(Records excerpted from a collection)
---+---
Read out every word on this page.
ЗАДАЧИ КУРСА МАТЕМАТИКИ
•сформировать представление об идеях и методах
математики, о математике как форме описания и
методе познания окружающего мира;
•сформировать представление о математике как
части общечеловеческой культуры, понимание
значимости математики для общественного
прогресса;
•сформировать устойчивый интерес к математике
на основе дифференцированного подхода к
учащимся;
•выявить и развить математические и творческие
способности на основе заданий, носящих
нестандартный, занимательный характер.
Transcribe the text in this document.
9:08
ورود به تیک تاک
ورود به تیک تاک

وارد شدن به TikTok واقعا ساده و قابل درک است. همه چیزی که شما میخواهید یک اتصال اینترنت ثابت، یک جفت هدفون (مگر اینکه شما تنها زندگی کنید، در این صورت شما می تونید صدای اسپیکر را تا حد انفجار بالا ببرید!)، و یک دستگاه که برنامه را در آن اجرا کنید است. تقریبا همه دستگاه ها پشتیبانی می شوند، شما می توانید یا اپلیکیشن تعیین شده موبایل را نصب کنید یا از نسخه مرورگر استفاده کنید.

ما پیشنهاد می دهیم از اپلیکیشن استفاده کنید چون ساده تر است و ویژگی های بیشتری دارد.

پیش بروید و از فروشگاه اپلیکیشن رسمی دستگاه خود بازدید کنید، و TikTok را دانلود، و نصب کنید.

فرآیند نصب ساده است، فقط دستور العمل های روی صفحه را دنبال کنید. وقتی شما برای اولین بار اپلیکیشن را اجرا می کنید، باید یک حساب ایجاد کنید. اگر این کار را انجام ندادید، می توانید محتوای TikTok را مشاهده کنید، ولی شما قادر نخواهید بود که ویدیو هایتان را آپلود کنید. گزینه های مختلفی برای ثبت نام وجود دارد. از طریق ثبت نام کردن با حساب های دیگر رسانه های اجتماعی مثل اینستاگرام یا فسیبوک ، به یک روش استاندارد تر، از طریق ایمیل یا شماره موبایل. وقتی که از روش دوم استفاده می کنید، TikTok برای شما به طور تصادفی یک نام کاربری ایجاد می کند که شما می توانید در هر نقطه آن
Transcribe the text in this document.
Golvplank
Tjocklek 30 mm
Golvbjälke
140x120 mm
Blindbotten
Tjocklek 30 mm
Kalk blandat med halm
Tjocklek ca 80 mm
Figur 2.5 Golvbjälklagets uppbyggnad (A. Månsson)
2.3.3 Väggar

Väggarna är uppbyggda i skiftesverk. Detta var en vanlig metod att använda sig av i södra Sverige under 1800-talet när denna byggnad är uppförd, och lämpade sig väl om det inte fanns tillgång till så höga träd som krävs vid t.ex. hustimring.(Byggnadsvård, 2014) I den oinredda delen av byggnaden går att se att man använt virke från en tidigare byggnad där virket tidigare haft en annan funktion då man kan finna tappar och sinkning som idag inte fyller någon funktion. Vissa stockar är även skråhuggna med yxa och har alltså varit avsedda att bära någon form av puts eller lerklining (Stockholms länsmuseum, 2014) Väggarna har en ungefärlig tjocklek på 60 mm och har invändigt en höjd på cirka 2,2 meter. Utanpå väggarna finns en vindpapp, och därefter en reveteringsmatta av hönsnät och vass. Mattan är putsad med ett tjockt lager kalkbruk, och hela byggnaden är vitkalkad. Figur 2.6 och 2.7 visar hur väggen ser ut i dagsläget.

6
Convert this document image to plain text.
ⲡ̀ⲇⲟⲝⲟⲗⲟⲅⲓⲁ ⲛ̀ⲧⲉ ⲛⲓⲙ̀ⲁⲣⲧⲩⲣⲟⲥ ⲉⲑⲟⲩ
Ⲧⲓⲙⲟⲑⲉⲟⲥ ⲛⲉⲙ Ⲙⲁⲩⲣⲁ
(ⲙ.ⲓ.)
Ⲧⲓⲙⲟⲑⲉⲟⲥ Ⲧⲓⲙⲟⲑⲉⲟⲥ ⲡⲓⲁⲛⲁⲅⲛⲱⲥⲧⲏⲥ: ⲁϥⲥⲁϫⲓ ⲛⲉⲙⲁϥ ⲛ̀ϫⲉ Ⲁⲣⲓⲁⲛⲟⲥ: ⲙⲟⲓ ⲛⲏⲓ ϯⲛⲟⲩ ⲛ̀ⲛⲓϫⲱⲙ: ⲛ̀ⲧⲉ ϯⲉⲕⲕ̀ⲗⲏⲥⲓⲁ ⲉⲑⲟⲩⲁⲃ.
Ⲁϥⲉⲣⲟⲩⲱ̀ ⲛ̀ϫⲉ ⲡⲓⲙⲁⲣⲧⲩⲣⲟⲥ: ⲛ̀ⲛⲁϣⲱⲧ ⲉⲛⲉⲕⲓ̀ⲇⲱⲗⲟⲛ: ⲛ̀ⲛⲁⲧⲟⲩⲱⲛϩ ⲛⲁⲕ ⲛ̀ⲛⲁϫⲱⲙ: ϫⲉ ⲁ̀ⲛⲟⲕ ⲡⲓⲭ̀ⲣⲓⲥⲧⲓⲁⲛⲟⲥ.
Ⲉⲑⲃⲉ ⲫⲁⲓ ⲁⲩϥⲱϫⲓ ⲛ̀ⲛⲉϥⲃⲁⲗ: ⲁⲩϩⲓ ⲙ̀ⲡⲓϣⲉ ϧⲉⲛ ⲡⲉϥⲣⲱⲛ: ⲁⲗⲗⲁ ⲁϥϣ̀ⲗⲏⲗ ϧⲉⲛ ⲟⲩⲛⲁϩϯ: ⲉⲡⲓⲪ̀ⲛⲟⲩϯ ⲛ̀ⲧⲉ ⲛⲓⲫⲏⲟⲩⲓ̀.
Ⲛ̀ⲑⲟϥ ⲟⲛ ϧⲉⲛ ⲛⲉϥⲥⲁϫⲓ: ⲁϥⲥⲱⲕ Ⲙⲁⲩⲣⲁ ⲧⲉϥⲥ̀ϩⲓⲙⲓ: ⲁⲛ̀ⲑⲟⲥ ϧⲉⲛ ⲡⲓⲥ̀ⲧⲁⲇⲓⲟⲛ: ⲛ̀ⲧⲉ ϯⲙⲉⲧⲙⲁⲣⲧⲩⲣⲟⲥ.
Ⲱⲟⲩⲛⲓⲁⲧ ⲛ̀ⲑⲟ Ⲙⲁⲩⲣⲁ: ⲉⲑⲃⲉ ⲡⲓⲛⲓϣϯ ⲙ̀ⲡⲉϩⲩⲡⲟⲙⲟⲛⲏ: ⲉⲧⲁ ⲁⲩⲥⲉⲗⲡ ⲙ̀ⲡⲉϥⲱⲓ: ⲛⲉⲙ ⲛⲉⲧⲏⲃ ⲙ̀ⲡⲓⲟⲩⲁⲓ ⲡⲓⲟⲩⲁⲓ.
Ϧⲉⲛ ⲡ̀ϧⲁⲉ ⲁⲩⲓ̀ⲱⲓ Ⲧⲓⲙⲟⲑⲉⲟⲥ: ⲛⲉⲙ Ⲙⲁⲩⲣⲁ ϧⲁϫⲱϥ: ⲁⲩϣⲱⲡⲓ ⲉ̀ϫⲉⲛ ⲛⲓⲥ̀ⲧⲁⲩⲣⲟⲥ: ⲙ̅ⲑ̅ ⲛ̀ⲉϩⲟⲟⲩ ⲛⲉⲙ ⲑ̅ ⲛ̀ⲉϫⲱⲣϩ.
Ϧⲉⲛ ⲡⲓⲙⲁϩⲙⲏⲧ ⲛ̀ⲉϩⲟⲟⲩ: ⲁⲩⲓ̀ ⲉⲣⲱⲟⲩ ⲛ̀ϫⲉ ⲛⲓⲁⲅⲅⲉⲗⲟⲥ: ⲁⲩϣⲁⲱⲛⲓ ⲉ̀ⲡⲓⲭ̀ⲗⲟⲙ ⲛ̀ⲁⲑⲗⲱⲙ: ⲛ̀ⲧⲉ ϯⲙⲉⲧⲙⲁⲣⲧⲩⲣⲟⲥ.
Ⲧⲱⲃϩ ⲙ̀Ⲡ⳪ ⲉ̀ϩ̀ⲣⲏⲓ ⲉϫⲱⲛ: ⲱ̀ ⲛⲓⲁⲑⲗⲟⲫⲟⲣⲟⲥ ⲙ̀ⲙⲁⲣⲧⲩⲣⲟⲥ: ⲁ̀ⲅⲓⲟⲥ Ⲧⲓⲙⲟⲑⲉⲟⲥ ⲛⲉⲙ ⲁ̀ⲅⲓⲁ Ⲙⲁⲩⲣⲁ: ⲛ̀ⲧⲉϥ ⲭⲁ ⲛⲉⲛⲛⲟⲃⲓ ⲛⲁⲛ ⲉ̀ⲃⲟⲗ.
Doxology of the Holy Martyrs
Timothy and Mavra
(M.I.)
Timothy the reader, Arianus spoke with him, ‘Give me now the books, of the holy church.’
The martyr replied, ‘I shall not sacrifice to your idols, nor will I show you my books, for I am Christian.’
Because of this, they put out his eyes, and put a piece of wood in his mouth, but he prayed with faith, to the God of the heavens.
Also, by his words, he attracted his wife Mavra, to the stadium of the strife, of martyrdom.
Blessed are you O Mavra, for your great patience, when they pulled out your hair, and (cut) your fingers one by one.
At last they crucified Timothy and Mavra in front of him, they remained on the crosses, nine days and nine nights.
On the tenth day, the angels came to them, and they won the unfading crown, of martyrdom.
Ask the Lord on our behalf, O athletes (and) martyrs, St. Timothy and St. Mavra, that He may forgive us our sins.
---+---
[To do]: Copy out every line in the listing where the word "ϯⲙⲉⲧⲙⲁⲣⲧⲩⲣⲟⲥ" appears.

[Expected output]:
Ⲛ̀ⲑⲟϥ ⲟⲛ ϧⲉⲛ ⲛⲉϥⲥⲁϫⲓ: ⲁϥⲥⲱⲕ Ⲙⲁⲩⲣⲁ ⲧⲉϥⲥ̀ϩⲓⲙⲓ: ⲁⲛ̀ⲑⲟⲥ ϧⲉⲛ ⲡⲓⲥ̀ⲧⲁⲇⲓⲟⲛ: ⲛ̀ⲧⲉ ϯⲙⲉⲧⲙⲁⲣⲧⲩⲣⲟⲥ.
Ϧⲉⲛ ⲡⲓⲙⲁϩⲙⲏⲧ ⲛ̀ⲉϩⲟⲟⲩ: ⲁⲩⲓ̀ ⲉⲣⲱⲟⲩ ⲛ̀ϫⲉ ⲛⲓⲁⲅⲅⲉⲗⲟⲥ: ⲁⲩϣⲁⲱⲛⲓ ⲉ̀ⲡⲓⲭ̀ⲗⲟⲙ ⲛ̀ⲁⲑⲗⲱⲙ: ⲛ̀ⲧⲉ ϯⲙⲉⲧⲙⲁⲣⲧⲩⲣⲟⲥ.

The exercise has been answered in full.